(Dataset entries)
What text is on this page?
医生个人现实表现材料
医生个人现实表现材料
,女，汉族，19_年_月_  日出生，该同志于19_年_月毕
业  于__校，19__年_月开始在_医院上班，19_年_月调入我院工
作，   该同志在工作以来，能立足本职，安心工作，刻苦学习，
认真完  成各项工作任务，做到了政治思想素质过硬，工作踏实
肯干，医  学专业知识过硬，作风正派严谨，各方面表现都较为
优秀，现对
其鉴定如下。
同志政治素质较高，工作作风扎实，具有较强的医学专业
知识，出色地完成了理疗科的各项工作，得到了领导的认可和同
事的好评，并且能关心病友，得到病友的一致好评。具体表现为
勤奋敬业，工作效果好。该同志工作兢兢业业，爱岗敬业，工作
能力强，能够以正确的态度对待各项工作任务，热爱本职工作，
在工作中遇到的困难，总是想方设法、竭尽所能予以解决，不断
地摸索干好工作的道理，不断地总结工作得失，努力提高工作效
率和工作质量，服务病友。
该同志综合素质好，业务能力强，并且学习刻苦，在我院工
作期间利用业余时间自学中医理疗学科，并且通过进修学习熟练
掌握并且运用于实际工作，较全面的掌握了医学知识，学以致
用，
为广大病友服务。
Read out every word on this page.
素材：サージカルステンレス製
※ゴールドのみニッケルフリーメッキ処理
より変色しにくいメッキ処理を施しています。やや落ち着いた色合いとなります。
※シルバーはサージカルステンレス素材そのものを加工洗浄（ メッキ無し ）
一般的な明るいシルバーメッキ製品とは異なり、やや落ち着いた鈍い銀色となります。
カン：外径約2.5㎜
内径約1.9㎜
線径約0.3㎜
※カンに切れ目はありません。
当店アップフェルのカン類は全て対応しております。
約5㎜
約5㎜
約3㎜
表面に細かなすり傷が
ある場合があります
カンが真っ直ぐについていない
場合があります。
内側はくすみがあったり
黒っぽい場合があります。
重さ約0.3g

### [DIRECTIONS FOR THIS TASK]
Quote the entire listing above exactly.

### [CORRECT OUTPUT]
What text is on this page?
医生个人现实表现材料
医生个人现实表现材料
,女，汉族，19_年_月_  日出生，该同志于19_年_月毕
业  于__校，19__年_月开始在_医院上班，19_年_月调入我院工
作，   该同志在工作以来，能立足本职，安心工作，刻苦学习，
认真完  成各项工作任务，做到了政治思想素质过硬，工作踏实
肯干，医  学专业知识过硬，作风正派严谨，各方面表现都较为
优秀，现对
其鉴定如下。
同志政治素质较高，工作作风扎实，具有较强的医学专业
知识，出色地完成了理疗科的各项工作，得到了领导的认可和同
事的好评，并且能关心病友，得到病友的一致好评。具体表现为
勤奋敬业，工作效果好。该同志工作兢兢业业，爱岗敬业，工作
能力强，能够以正确的态度对待各项工作任务，热爱本职工作，
在工作中遇到的困难，总是想方设法、竭尽所能予以解决，不断
地摸索干好工作的道理，不断地总结工作得失，努力提高工作效
率和工作质量，服务病友。
该同志综合素质好，业务能力强，并且学习刻苦，在我院工
作期间利用业余时间自学中医理疗学科，并且通过进修学习熟练
掌握并且运用于实际工作，较全面的掌握了医学知识，学以致
用，
为广大病友服务。
Read out every word on this page.
素材：サージカルステンレス製
※ゴールドのみニッケルフリーメッキ処理
より変色しにくいメッキ処理を施しています。やや落ち着いた色合いとなります。
※シルバーはサージカルステンレス素材そのものを加工洗浄（ メッキ無し ）
一般的な明るいシルバーメッキ製品とは異なり、やや落ち着いた鈍い銀色となります。
カン：外径約2.5㎜
内径約1.9㎜
線径約0.3㎜
※カンに切れ目はありません。
当店アップフェルのカン類は全て対応しております。
約5㎜
約5㎜
約3㎜
表面に細かなすり傷が
ある場合があります
カンが真っ直ぐについていない
場合があります。
内側はくすみがあったり
黒っぽい場合があります。
重さ約0.3g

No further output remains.